— Written instruction —
Search the data for the string "place" and extract every line where it appears.

____

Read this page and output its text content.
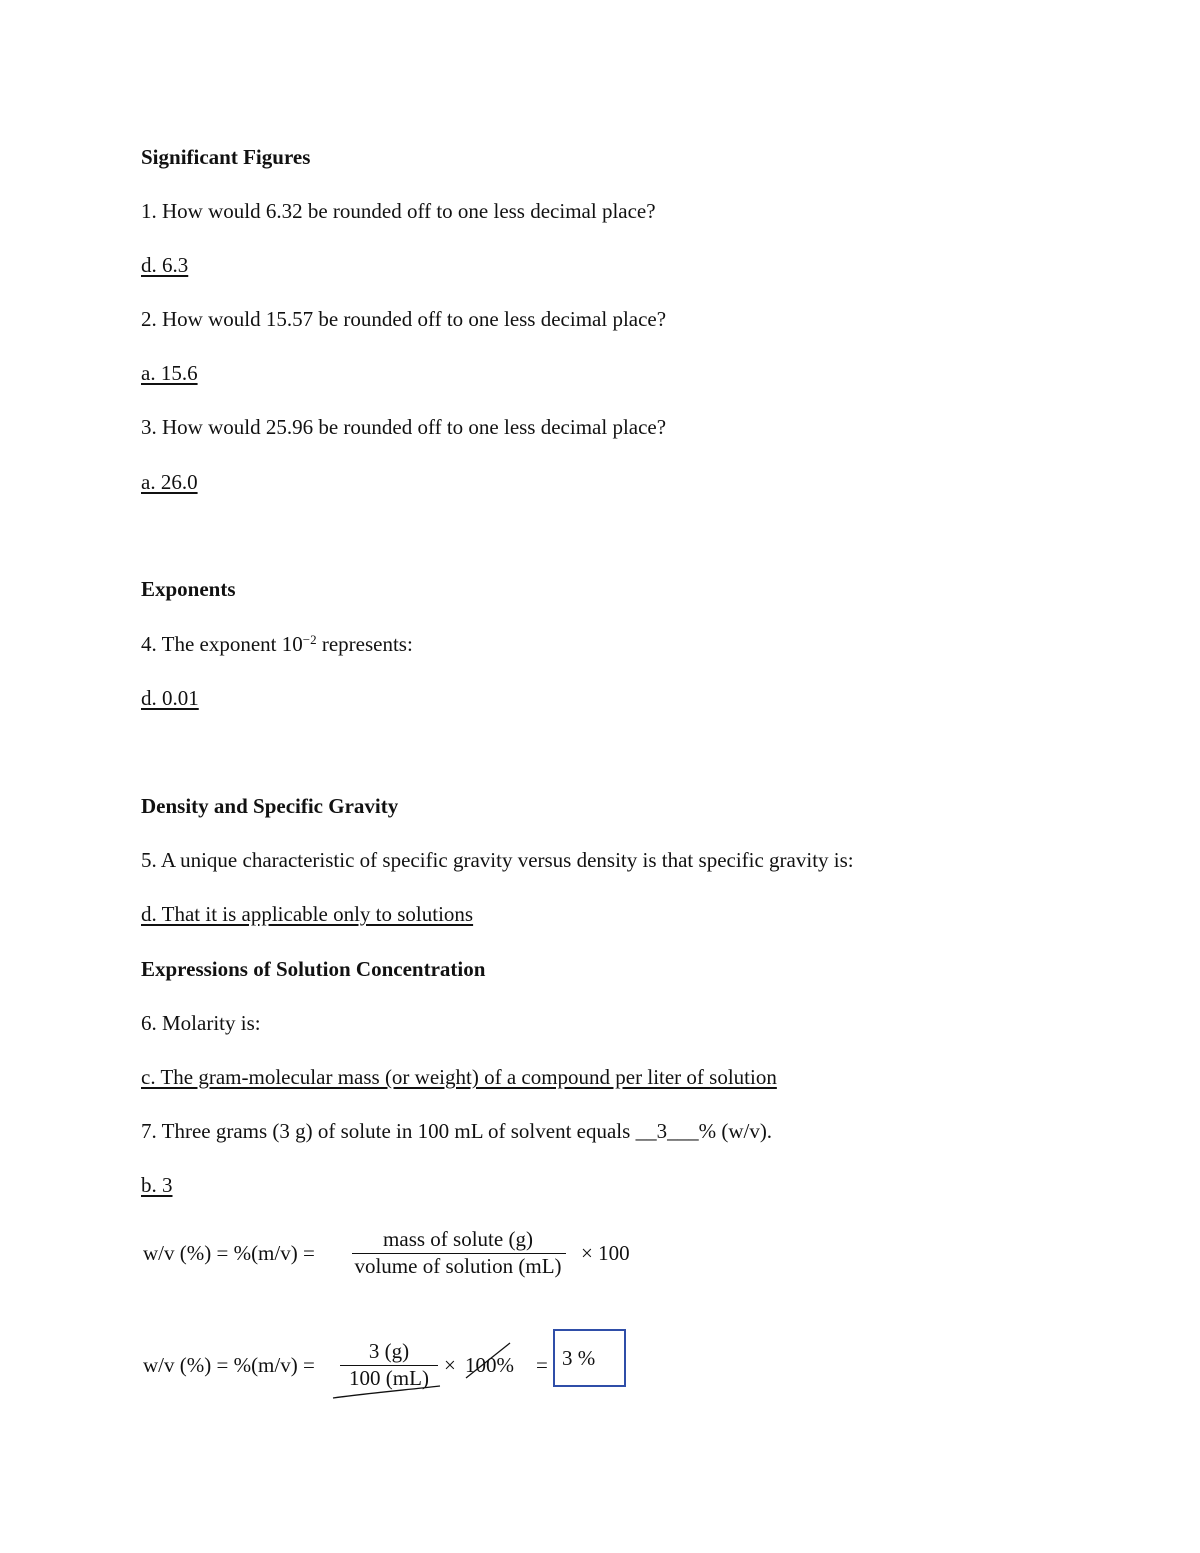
Significant Figures
1. How would 6.32 be rounded off to one less decimal place?
d. 6.3
2. How would 15.57 be rounded off to one less decimal place?
a. 15.6
3. How would 25.96 be rounded off to one less decimal place?
a. 26.0
Exponents
4. The exponent $10^{-2}$ represents:
d. 0.01
Density and Specific Gravity
5. A unique characteristic of specific gravity versus density is that specific gravity is:
d. That it is applicable only to solutions
Expressions of Solution Concentration
6. Molarity is:
c. The gram-molecular mass (or weight) of a compound per liter of solution
7. Three grams (3 g) of solute in 100 mL of solvent equals __3___% (w/v).
b. 3
w/v (%) = %(m/v) =
mass of solute (g)
volume of solution (mL)
× 100
w/v (%) = %(m/v) =
3 (g)
100 (mL)
× 100% = 3 %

____

— Answer to the problem —
1. How would 6.32 be rounded off to one less decimal place?
2. How would 15.57 be rounded off to one less decimal place?
3. How would 25.96 be rounded off to one less decimal place?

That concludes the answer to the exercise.